◆ REQUIREMENTS:
Copy the data exactly as it appears, and do not include any pictures.

◆ RECORDS FOR PROCESSING:
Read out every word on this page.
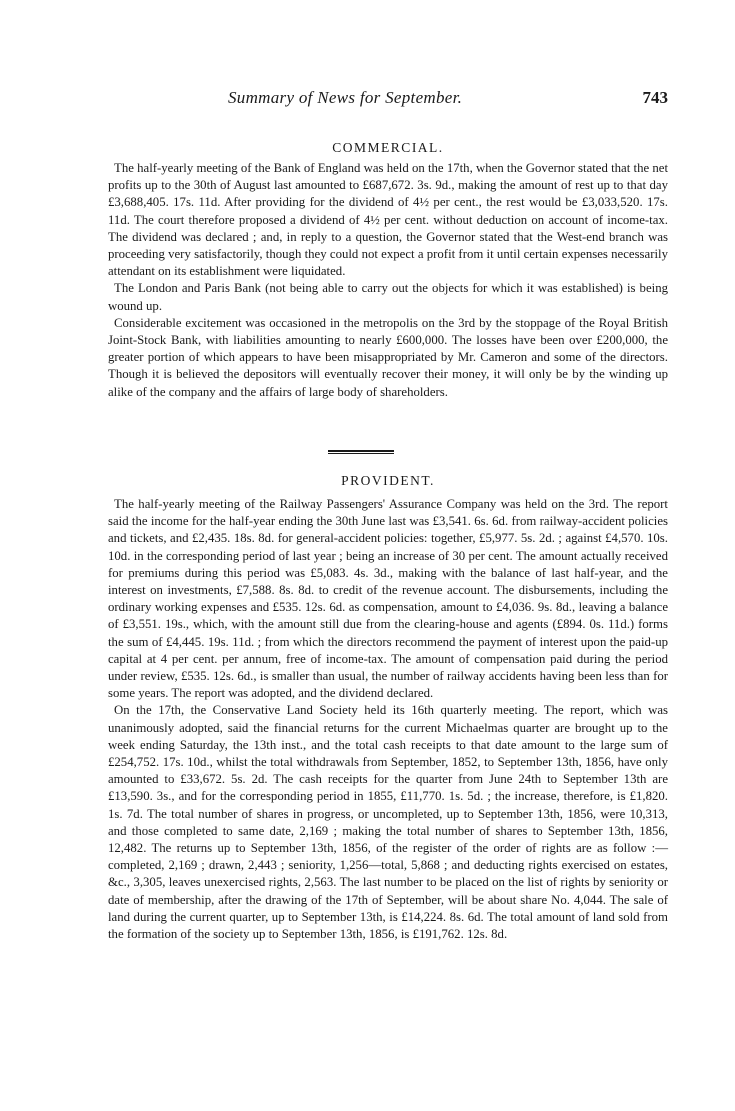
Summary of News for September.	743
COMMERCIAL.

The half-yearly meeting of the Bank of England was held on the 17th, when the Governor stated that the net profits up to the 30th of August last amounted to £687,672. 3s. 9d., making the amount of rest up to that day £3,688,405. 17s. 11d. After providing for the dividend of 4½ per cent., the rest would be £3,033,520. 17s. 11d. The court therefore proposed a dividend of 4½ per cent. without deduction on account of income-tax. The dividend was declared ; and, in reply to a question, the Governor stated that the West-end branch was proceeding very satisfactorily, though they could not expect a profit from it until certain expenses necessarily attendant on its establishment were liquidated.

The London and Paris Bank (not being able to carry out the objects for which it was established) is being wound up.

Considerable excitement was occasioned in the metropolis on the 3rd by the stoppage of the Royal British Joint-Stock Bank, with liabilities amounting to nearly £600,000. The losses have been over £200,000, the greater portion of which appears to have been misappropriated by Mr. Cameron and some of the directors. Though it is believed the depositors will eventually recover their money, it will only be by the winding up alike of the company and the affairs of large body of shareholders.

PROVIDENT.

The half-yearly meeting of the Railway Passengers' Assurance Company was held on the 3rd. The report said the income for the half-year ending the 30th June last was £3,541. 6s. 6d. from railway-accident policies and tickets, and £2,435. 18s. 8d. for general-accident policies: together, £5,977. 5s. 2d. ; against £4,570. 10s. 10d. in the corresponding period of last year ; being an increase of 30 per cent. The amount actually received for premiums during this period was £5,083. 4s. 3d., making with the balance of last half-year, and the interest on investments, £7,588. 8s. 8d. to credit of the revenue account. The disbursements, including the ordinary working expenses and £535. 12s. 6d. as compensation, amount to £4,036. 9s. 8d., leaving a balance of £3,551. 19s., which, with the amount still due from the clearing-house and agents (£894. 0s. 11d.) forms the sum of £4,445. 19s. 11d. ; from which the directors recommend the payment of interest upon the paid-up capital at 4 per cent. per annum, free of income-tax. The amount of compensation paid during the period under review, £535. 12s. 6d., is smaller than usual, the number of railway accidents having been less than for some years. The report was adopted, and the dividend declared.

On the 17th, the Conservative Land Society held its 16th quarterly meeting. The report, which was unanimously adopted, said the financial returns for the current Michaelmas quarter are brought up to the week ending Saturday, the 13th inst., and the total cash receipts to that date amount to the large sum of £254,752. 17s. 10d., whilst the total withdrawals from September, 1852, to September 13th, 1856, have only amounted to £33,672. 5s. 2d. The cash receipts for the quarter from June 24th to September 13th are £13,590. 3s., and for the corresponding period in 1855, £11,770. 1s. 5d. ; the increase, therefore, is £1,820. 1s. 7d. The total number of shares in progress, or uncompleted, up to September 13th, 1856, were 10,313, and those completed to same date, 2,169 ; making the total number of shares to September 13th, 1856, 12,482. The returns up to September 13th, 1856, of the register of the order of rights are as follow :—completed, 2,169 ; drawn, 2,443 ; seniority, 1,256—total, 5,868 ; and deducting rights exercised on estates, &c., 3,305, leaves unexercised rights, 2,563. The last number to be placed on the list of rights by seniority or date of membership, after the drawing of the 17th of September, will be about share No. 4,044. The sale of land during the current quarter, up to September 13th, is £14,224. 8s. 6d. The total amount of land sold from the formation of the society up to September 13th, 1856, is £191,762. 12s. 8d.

◆ PROBLEM SOLUTION:
Read out every word on this page.
Summary of News for September.	743
COMMERCIAL.

The half-yearly meeting of the Bank of England was held on the 17th, when the Governor stated that the net profits up to the 30th of August last amounted to £687,672. 3s. 9d., making the amount of rest up to that day £3,688,405. 17s. 11d. After providing for the dividend of 4½ per cent., the rest would be £3,033,520. 17s. 11d. The court therefore proposed a dividend of 4½ per cent. without deduction on account of income-tax. The dividend was declared ; and, in reply to a question, the Governor stated that the West-end branch was proceeding very satisfactorily, though they could not expect a profit from it until certain expenses necessarily attendant on its establishment were liquidated.

The London and Paris Bank (not being able to carry out the objects for which it was established) is being wound up.

Considerable excitement was occasioned in the metropolis on the 3rd by the stoppage of the Royal British Joint-Stock Bank, with liabilities amounting to nearly £600,000. The losses have been over £200,000, the greater portion of which appears to have been misappropriated by Mr. Cameron and some of the directors. Though it is believed the depositors will eventually recover their money, it will only be by the winding up alike of the company and the affairs of large body of shareholders.

PROVIDENT.

The half-yearly meeting of the Railway Passengers' Assurance Company was held on the 3rd. The report said the income for the half-year ending the 30th June last was £3,541. 6s. 6d. from railway-accident policies and tickets, and £2,435. 18s. 8d. for general-accident policies: together, £5,977. 5s. 2d. ; against £4,570. 10s. 10d. in the corresponding period of last year ; being an increase of 30 per cent. The amount actually received for premiums during this period was £5,083. 4s. 3d., making with the balance of last half-year, and the interest on investments, £7,588. 8s. 8d. to credit of the revenue account. The disbursements, including the ordinary working expenses and £535. 12s. 6d. as compensation, amount to £4,036. 9s. 8d., leaving a balance of £3,551. 19s., which, with the amount still due from the clearing-house and agents (£894. 0s. 11d.) forms the sum of £4,445. 19s. 11d. ; from which the directors recommend the payment of interest upon the paid-up capital at 4 per cent. per annum, free of income-tax. The amount of compensation paid during the period under review, £535. 12s. 6d., is smaller than usual, the number of railway accidents having been less than for some years. The report was adopted, and the dividend declared.

On the 17th, the Conservative Land Society held its 16th quarterly meeting. The report, which was unanimously adopted, said the financial returns for the current Michaelmas quarter are brought up to the week ending Saturday, the 13th inst., and the total cash receipts to that date amount to the large sum of £254,752. 17s. 10d., whilst the total withdrawals from September, 1852, to September 13th, 1856, have only amounted to £33,672. 5s. 2d. The cash receipts for the quarter from June 24th to September 13th are £13,590. 3s., and for the corresponding period in 1855, £11,770. 1s. 5d. ; the increase, therefore, is £1,820. 1s. 7d. The total number of shares in progress, or uncompleted, up to September 13th, 1856, were 10,313, and those completed to same date, 2,169 ; making the total number of shares to September 13th, 1856, 12,482. The returns up to September 13th, 1856, of the register of the order of rights are as follow :—completed, 2,169 ; drawn, 2,443 ; seniority, 1,256—total, 5,868 ; and deducting rights exercised on estates, &c., 3,305, leaves unexercised rights, 2,563. The last number to be placed on the list of rights by seniority or date of membership, after the drawing of the 17th of September, will be about share No. 4,044. The sale of land during the current quarter, up to September 13th, is £14,224. 8s. 6d. The total amount of land sold from the formation of the society up to September 13th, 1856, is £191,762. 12s. 8d.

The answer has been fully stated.